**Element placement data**
··········

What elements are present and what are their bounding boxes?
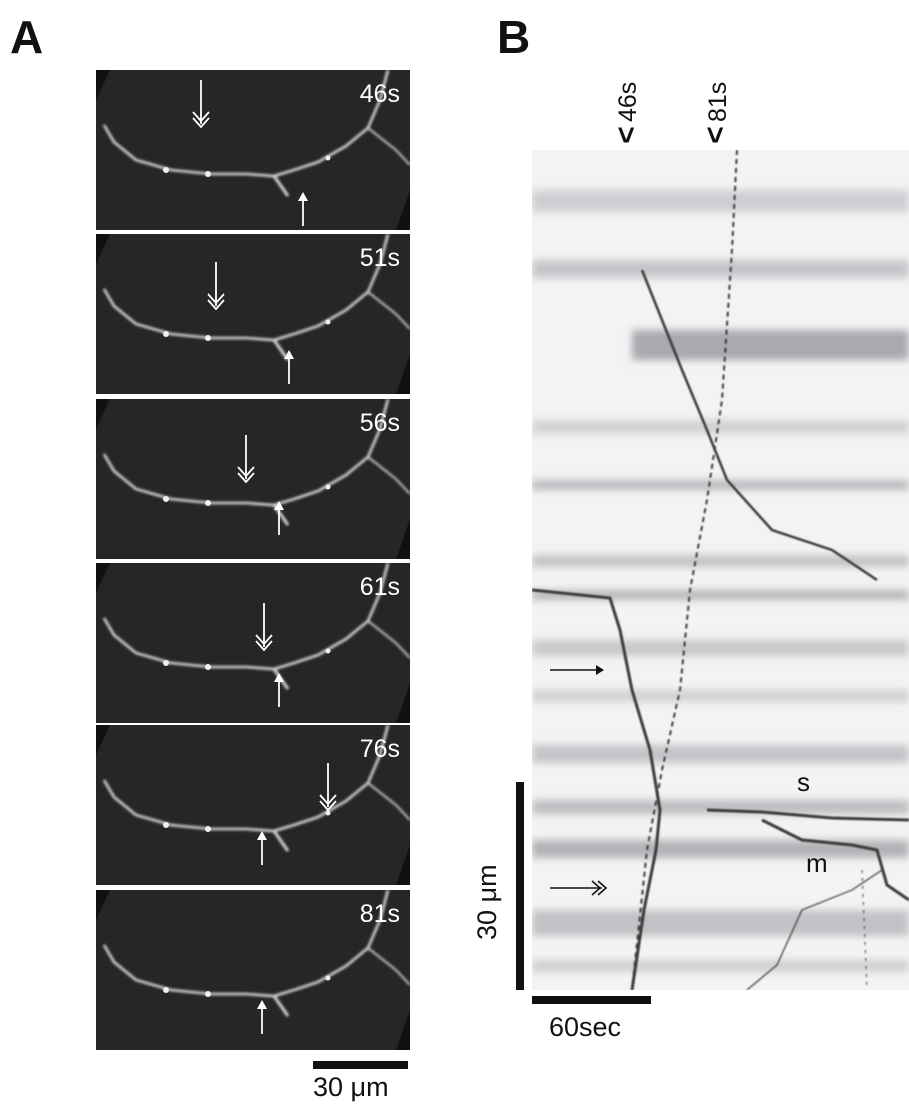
frame-time-label: 46s [359,80,400,108]
panel-a-frame: 76s [96,725,410,885]
kymo-top-label-46s: 46s [614,81,642,122]
frame-image [96,70,410,230]
single-arrow-icon [274,673,284,707]
single-arrow-icon [274,501,284,535]
kymo-background-bands [532,190,909,972]
kymo-track-upper [640,269,878,582]
kymo-track-faint [746,869,883,990]
frame-time-label: 81s [359,900,400,928]
panel-a-frame: 51s [96,234,410,394]
single-arrow-icon [257,1000,267,1034]
frame-image [96,234,410,394]
double-arrow-icon [255,603,273,652]
frame-time-label: 56s [359,409,400,437]
panel-a-scale-label: 30 μm [313,1072,389,1102]
kymo-track-double-arrow [631,150,738,990]
kymo-horizontal-scale-bar [532,996,651,1004]
kymo-arrows [550,665,608,896]
double-arrow-icon [207,262,225,311]
kymo-top-label-81s: 81s [704,81,732,122]
panel-a-frame: 81s [96,890,410,1050]
frame-time-label: 51s [359,244,400,272]
frame-image [96,725,410,885]
panel-a-letter: A [10,11,44,63]
double-arrow-icon [237,435,255,484]
single-arrow-icon [298,192,308,226]
panel-a-frame: 61s [96,563,410,723]
kymo-tracks [532,150,909,990]
panel-b-letter: B [497,11,531,63]
double-arrow-icon [192,80,210,129]
frame-time-label: 61s [359,573,400,601]
kymo-track-s [706,808,909,822]
frame-time-label: 76s [359,735,400,763]
frame-image [96,890,410,1050]
kymo-double-arrowhead-icon [591,880,608,896]
kymo-track-diagonal-arrow [532,588,662,990]
kymo-track-m [761,818,909,902]
frame-image [96,563,410,723]
frame-image [96,399,410,559]
caret-icon-81s: < [698,126,732,144]
kymo-horizontal-scale-label: 60sec [549,1012,622,1042]
kymo-label-s: s [797,767,810,797]
panel-a-frame: 56s [96,399,410,559]
caret-icon-46s: < [609,126,643,144]
single-arrow-icon [257,831,267,865]
panel-a-scale-bar [313,1061,408,1069]
single-arrow-icon [284,350,294,384]
kymo-vertical-scale-bar [516,782,524,990]
double-arrow-icon [319,763,337,812]
panel-a-frame: 46s [96,70,410,230]
kymo-label-m: m [806,848,828,878]
kymo-vertical-scale-label: 30 μm [472,864,502,940]
kymograph-svg [532,150,909,990]
kymograph-image [532,150,909,990]
kymo-single-arrowhead-icon [596,665,604,675]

··········

**Exercise objective**
Retype every line of the listing above, leaving out the picture.

**Response to this task**
What elements are present and what are their bounding boxes?
frame-time-label: 46s [359,80,400,108]
panel-a-frame: 76s [96,725,410,885]
kymo-top-label-46s: 46s [614,81,642,122]
frame-image [96,70,410,230]
single-arrow-icon [274,673,284,707]
single-arrow-icon [274,501,284,535]
kymo-background-bands [532,190,909,972]
kymo-track-upper [640,269,878,582]
kymo-track-faint [746,869,883,990]
frame-time-label: 81s [359,900,400,928]
panel-a-frame: 51s [96,234,410,394]
single-arrow-icon [257,1000,267,1034]
frame-image [96,234,410,394]
double-arrow-icon [255,603,273,652]
frame-time-label: 56s [359,409,400,437]
panel-a-scale-label: 30 μm [313,1072,389,1102]
kymo-track-double-arrow [631,150,738,990]
kymo-horizontal-scale-bar [532,996,651,1004]
kymo-arrows [550,665,608,896]
double-arrow-icon [207,262,225,311]
kymo-top-label-81s: 81s [704,81,732,122]
panel-a-frame: 81s [96,890,410,1050]
frame-time-label: 51s [359,244,400,272]
frame-image [96,725,410,885]
panel-a-letter: A [10,11,44,63]
double-arrow-icon [237,435,255,484]
single-arrow-icon [298,192,308,226]
panel-a-frame: 61s [96,563,410,723]
kymo-tracks [532,150,909,990]
panel-b-letter: B [497,11,531,63]
double-arrow-icon [192,80,210,129]
frame-time-label: 61s [359,573,400,601]
kymo-track-s [706,808,909,822]
frame-time-label: 76s [359,735,400,763]
frame-image [96,890,410,1050]
kymo-double-arrowhead-icon [591,880,608,896]
kymo-track-diagonal-arrow [532,588,662,990]
kymo-track-m [761,818,909,902]
frame-image [96,563,410,723]
frame-image [96,399,410,559]
caret-icon-81s: < [698,126,732,144]
kymo-horizontal-scale-label: 60sec [549,1012,622,1042]
kymo-label-s: s [797,767,810,797]
panel-a-frame: 56s [96,399,410,559]
caret-icon-46s: < [609,126,643,144]
single-arrow-icon [257,831,267,865]
panel-a-scale-bar [313,1061,408,1069]
single-arrow-icon [284,350,294,384]
kymo-vertical-scale-bar [516,782,524,990]
double-arrow-icon [319,763,337,812]
panel-a-frame: 46s [96,70,410,230]
kymo-label-m: m [806,848,828,878]
kymo-vertical-scale-label: 30 μm [472,864,502,940]
kymograph-svg [532,150,909,990]
kymograph-image [532,150,909,990]
kymo-single-arrowhead-icon [596,665,604,675]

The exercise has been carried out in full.